Job
Transcribe the records in full, keeping every character as it is.

Dataset records
━━━━━━━━━━━━━━━━━━━━━━━━━━━━━━
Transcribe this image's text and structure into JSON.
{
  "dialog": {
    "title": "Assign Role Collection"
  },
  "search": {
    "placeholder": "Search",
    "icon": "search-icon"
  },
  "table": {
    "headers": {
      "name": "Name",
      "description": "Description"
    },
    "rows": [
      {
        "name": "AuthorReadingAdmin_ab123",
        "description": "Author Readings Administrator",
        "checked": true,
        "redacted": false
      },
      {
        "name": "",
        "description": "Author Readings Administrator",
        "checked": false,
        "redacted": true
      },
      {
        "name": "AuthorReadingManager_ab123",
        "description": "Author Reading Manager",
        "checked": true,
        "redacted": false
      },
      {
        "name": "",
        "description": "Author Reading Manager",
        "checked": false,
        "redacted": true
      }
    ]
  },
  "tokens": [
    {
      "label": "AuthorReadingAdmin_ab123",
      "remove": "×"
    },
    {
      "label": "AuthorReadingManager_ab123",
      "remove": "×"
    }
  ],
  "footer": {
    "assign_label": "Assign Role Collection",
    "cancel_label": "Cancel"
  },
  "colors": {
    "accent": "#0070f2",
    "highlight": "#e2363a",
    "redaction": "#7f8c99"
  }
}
━━━━━━━━━━━━━━━━━━━━━━━━━━━━━━
Response
Transcribe this image's text and structure into JSON.
{
  "dialog": {
    "title": "Assign Role Collection"
  },
  "search": {
    "placeholder": "Search",
    "icon": "search-icon"
  },
  "table": {
    "headers": {
      "name": "Name",
      "description": "Description"
    },
    "rows": [
      {
        "name": "AuthorReadingAdmin_ab123",
        "description": "Author Readings Administrator",
        "checked": true,
        "redacted": false
      },
      {
        "name": "",
        "description": "Author Readings Administrator",
        "checked": false,
        "redacted": true
      },
      {
        "name": "AuthorReadingManager_ab123",
        "description": "Author Reading Manager",
        "checked": true,
        "redacted": false
      },
      {
        "name": "",
        "description": "Author Reading Manager",
        "checked": false,
        "redacted": true
      }
    ]
  },
  "tokens": [
    {
      "label": "AuthorReadingAdmin_ab123",
      "remove": "×"
    },
    {
      "label": "AuthorReadingManager_ab123",
      "remove": "×"
    }
  ],
  "footer": {
    "assign_label": "Assign Role Collection",
    "cancel_label": "Cancel"
  },
  "colors": {
    "accent": "#0070f2",
    "highlight": "#e2363a",
    "redaction": "#7f8c99"
  }
}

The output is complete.